======== TASK MATERIAL ========

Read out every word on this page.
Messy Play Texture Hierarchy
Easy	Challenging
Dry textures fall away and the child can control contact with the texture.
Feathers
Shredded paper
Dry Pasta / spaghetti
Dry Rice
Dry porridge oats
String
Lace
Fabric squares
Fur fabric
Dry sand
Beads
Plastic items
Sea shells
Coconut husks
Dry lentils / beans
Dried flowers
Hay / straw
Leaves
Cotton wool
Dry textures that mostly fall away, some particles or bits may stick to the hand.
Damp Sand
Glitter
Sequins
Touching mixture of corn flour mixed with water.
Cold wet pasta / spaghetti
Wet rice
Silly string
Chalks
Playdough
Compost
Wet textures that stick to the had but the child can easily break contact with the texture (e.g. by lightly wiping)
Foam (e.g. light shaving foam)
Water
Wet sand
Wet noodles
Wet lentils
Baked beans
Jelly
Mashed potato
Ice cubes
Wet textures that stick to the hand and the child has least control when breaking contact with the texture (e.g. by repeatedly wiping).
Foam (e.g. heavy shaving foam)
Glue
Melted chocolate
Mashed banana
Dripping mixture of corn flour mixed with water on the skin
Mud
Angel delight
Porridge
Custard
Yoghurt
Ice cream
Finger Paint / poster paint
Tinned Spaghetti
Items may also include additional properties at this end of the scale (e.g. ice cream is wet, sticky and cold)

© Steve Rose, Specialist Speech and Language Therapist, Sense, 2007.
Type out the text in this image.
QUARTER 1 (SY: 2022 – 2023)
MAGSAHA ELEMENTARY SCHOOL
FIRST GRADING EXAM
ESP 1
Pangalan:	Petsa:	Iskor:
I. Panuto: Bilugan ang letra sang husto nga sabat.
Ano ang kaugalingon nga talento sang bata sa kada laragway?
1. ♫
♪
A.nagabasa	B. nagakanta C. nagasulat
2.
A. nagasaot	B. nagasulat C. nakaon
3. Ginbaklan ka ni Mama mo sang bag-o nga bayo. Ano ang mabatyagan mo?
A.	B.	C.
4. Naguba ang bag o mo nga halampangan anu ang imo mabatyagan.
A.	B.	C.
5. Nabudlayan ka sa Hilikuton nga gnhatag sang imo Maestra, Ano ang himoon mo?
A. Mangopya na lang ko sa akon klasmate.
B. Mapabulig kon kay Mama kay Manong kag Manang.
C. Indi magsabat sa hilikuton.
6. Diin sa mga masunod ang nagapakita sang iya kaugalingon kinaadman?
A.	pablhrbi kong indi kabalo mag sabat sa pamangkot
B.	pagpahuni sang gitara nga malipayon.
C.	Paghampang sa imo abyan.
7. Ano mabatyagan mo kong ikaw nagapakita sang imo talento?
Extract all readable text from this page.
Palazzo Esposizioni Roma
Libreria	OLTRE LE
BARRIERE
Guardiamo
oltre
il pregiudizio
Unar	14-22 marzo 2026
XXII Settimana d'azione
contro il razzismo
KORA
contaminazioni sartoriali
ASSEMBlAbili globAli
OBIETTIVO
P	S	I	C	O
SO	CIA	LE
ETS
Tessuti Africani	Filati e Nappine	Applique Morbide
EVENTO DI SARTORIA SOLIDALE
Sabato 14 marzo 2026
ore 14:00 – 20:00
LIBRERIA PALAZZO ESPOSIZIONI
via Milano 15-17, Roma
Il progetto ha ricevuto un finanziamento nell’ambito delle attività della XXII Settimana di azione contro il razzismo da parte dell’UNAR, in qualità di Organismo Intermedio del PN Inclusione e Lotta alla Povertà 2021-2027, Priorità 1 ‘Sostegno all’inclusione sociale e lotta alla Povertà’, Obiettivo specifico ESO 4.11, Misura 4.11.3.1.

========

**WHAT THIS TASK INVOLVES**
Retype all of the data shown above, word for word.

**COMPLETE RESPONSE**
Read out every word on this page.
Messy Play Texture Hierarchy
Easy	Challenging
Dry textures fall away and the child can control contact with the texture.
Feathers
Shredded paper
Dry Pasta / spaghetti
Dry Rice
Dry porridge oats
String
Lace
Fabric squares
Fur fabric
Dry sand
Beads
Plastic items
Sea shells
Coconut husks
Dry lentils / beans
Dried flowers
Hay / straw
Leaves
Cotton wool
Dry textures that mostly fall away, some particles or bits may stick to the hand.
Damp Sand
Glitter
Sequins
Touching mixture of corn flour mixed with water.
Cold wet pasta / spaghetti
Wet rice
Silly string
Chalks
Playdough
Compost
Wet textures that stick to the had but the child can easily break contact with the texture (e.g. by lightly wiping)
Foam (e.g. light shaving foam)
Water
Wet sand
Wet noodles
Wet lentils
Baked beans
Jelly
Mashed potato
Ice cubes
Wet textures that stick to the hand and the child has least control when breaking contact with the texture (e.g. by repeatedly wiping).
Foam (e.g. heavy shaving foam)
Glue
Melted chocolate
Mashed banana
Dripping mixture of corn flour mixed with water on the skin
Mud
Angel delight
Porridge
Custard
Yoghurt
Ice cream
Finger Paint / poster paint
Tinned Spaghetti
Items may also include additional properties at this end of the scale (e.g. ice cream is wet, sticky and cold)

© Steve Rose, Specialist Speech and Language Therapist, Sense, 2007.
Type out the text in this image.
QUARTER 1 (SY: 2022 – 2023)
MAGSAHA ELEMENTARY SCHOOL
FIRST GRADING EXAM
ESP 1
Pangalan:	Petsa:	Iskor:
I. Panuto: Bilugan ang letra sang husto nga sabat.
Ano ang kaugalingon nga talento sang bata sa kada laragway?
1. ♫
♪
A.nagabasa	B. nagakanta C. nagasulat
2.
A. nagasaot	B. nagasulat C. nakaon
3. Ginbaklan ka ni Mama mo sang bag-o nga bayo. Ano ang mabatyagan mo?
A.	B.	C.
4. Naguba ang bag o mo nga halampangan anu ang imo mabatyagan.
A.	B.	C.
5. Nabudlayan ka sa Hilikuton nga gnhatag sang imo Maestra, Ano ang himoon mo?
A. Mangopya na lang ko sa akon klasmate.
B. Mapabulig kon kay Mama kay Manong kag Manang.
C. Indi magsabat sa hilikuton.
6. Diin sa mga masunod ang nagapakita sang iya kaugalingon kinaadman?
A.	pablhrbi kong indi kabalo mag sabat sa pamangkot
B.	pagpahuni sang gitara nga malipayon.
C.	Paghampang sa imo abyan.
7. Ano mabatyagan mo kong ikaw nagapakita sang imo talento?
Extract all readable text from this page.
Palazzo Esposizioni Roma
Libreria	OLTRE LE
BARRIERE
Guardiamo
oltre
il pregiudizio
Unar	14-22 marzo 2026
XXII Settimana d'azione
contro il razzismo
KORA
contaminazioni sartoriali
ASSEMBlAbili globAli
OBIETTIVO
P	S	I	C	O
SO	CIA	LE
ETS
Tessuti Africani	Filati e Nappine	Applique Morbide
EVENTO DI SARTORIA SOLIDALE
Sabato 14 marzo 2026
ore 14:00 – 20:00
LIBRERIA PALAZZO ESPOSIZIONI
via Milano 15-17, Roma
Il progetto ha ricevuto un finanziamento nell’ambito delle attività della XXII Settimana di azione contro il razzismo da parte dell’UNAR, in qualità di Organismo Intermedio del PN Inclusione e Lotta alla Povertà 2021-2027, Priorità 1 ‘Sostegno all’inclusione sociale e lotta alla Povertà’, Obiettivo specifico ESO 4.11, Misura 4.11.3.1.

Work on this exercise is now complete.